[Lines of data]
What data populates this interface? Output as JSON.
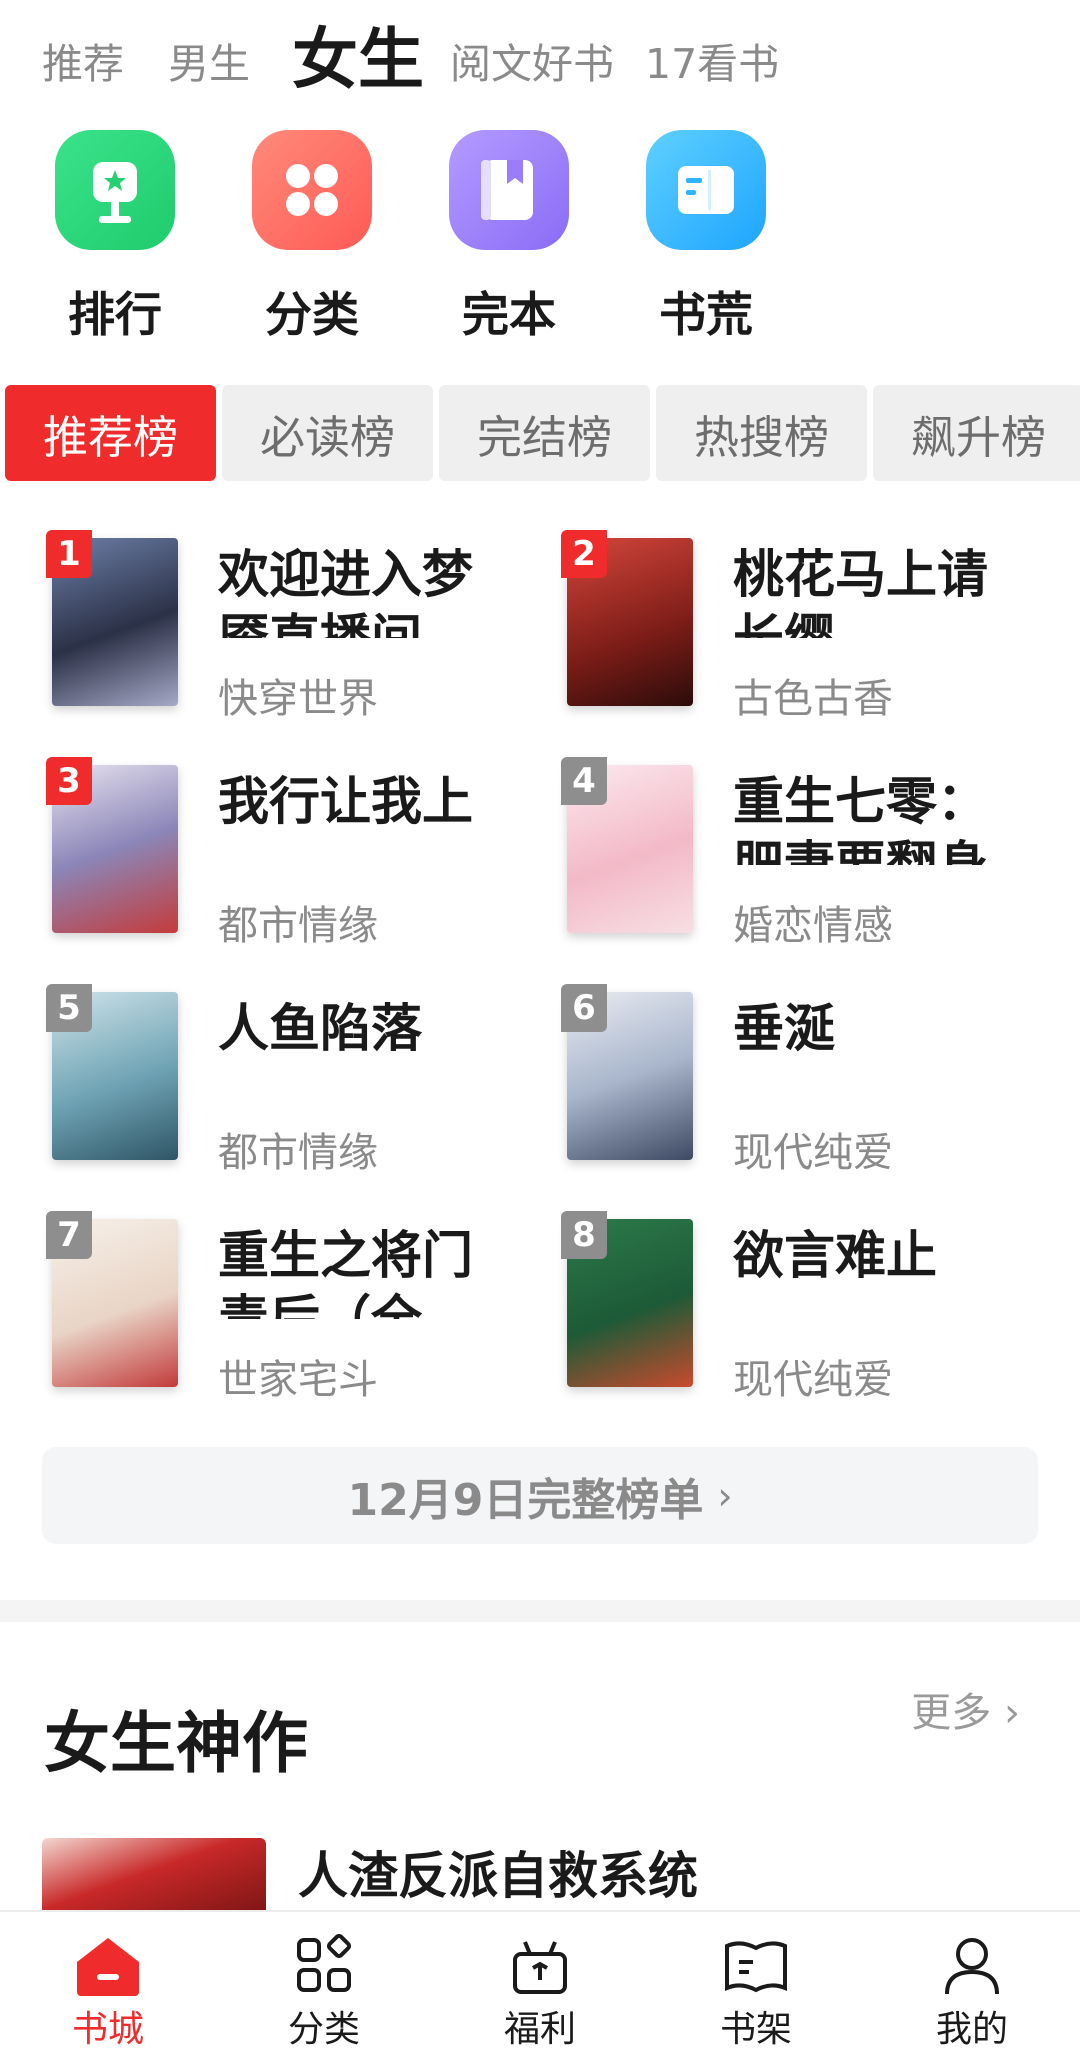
{
  "top_tabs": [
    {
      "label": "推荐"
    },
    {
      "label": "男生"
    },
    {
      "label": "女生",
      "active": true
    },
    {
      "label": "阅文好书"
    },
    {
      "label": "17看书"
    }
  ],
  "quick_entries": [
    {
      "label": "排行",
      "icon": "trophy-icon",
      "color": "#27d37a"
    },
    {
      "label": "分类",
      "icon": "grid-icon",
      "color": "#ff6a60"
    },
    {
      "label": "完本",
      "icon": "book-bookmark-icon",
      "color": "#9b7dfb"
    },
    {
      "label": "书荒",
      "icon": "open-book-icon",
      "color": "#2fb4ff"
    }
  ],
  "rank_tabs": [
    {
      "label": "推荐榜",
      "active": true
    },
    {
      "label": "必读榜"
    },
    {
      "label": "完结榜"
    },
    {
      "label": "热搜榜"
    },
    {
      "label": "飙升榜"
    }
  ],
  "rank_books": [
    {
      "rank": "1",
      "title": "欢迎进入梦魇直播间",
      "category": "快穿世界"
    },
    {
      "rank": "2",
      "title": "桃花马上请长缨",
      "category": "古色古香"
    },
    {
      "rank": "3",
      "title": "我行让我上",
      "category": "都市情缘"
    },
    {
      "rank": "4",
      "title": "重生七零：肥妻要翻身",
      "category": "婚恋情感"
    },
    {
      "rank": "5",
      "title": "人鱼陷落",
      "category": "都市情缘"
    },
    {
      "rank": "6",
      "title": "垂涎",
      "category": "现代纯爱"
    },
    {
      "rank": "7",
      "title": "重生之将门毒后（全",
      "category": "世家宅斗"
    },
    {
      "rank": "8",
      "title": "欲言难止",
      "category": "现代纯爱"
    }
  ],
  "full_list": {
    "label": "12月9日完整榜单",
    "chevron": "›"
  },
  "section": {
    "title": "女生神作",
    "more": "更多 ›"
  },
  "feature_book": {
    "title": "人渣反派自救系统"
  },
  "bottom_nav": [
    {
      "label": "书城",
      "active": true
    },
    {
      "label": "分类"
    },
    {
      "label": "福利"
    },
    {
      "label": "书架"
    },
    {
      "label": "我的"
    }
  ],
  "colors": {
    "accent": "#f02b2b"
  }
}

▶ [EXERCISE DETAILS]: Reproduce the full listing above verbatim, with no pictures included.

▶ [SOLUTION FOR THIS PROBLEM]:
What data populates this interface? Output as JSON.
{
  "top_tabs": [
    {
      "label": "推荐"
    },
    {
      "label": "男生"
    },
    {
      "label": "女生",
      "active": true
    },
    {
      "label": "阅文好书"
    },
    {
      "label": "17看书"
    }
  ],
  "quick_entries": [
    {
      "label": "排行",
      "icon": "trophy-icon",
      "color": "#27d37a"
    },
    {
      "label": "分类",
      "icon": "grid-icon",
      "color": "#ff6a60"
    },
    {
      "label": "完本",
      "icon": "book-bookmark-icon",
      "color": "#9b7dfb"
    },
    {
      "label": "书荒",
      "icon": "open-book-icon",
      "color": "#2fb4ff"
    }
  ],
  "rank_tabs": [
    {
      "label": "推荐榜",
      "active": true
    },
    {
      "label": "必读榜"
    },
    {
      "label": "完结榜"
    },
    {
      "label": "热搜榜"
    },
    {
      "label": "飙升榜"
    }
  ],
  "rank_books": [
    {
      "rank": "1",
      "title": "欢迎进入梦魇直播间",
      "category": "快穿世界"
    },
    {
      "rank": "2",
      "title": "桃花马上请长缨",
      "category": "古色古香"
    },
    {
      "rank": "3",
      "title": "我行让我上",
      "category": "都市情缘"
    },
    {
      "rank": "4",
      "title": "重生七零：肥妻要翻身",
      "category": "婚恋情感"
    },
    {
      "rank": "5",
      "title": "人鱼陷落",
      "category": "都市情缘"
    },
    {
      "rank": "6",
      "title": "垂涎",
      "category": "现代纯爱"
    },
    {
      "rank": "7",
      "title": "重生之将门毒后（全",
      "category": "世家宅斗"
    },
    {
      "rank": "8",
      "title": "欲言难止",
      "category": "现代纯爱"
    }
  ],
  "full_list": {
    "label": "12月9日完整榜单",
    "chevron": "›"
  },
  "section": {
    "title": "女生神作",
    "more": "更多 ›"
  },
  "feature_book": {
    "title": "人渣反派自救系统"
  },
  "bottom_nav": [
    {
      "label": "书城",
      "active": true
    },
    {
      "label": "分类"
    },
    {
      "label": "福利"
    },
    {
      "label": "书架"
    },
    {
      "label": "我的"
    }
  ],
  "colors": {
    "accent": "#f02b2b"
  }
}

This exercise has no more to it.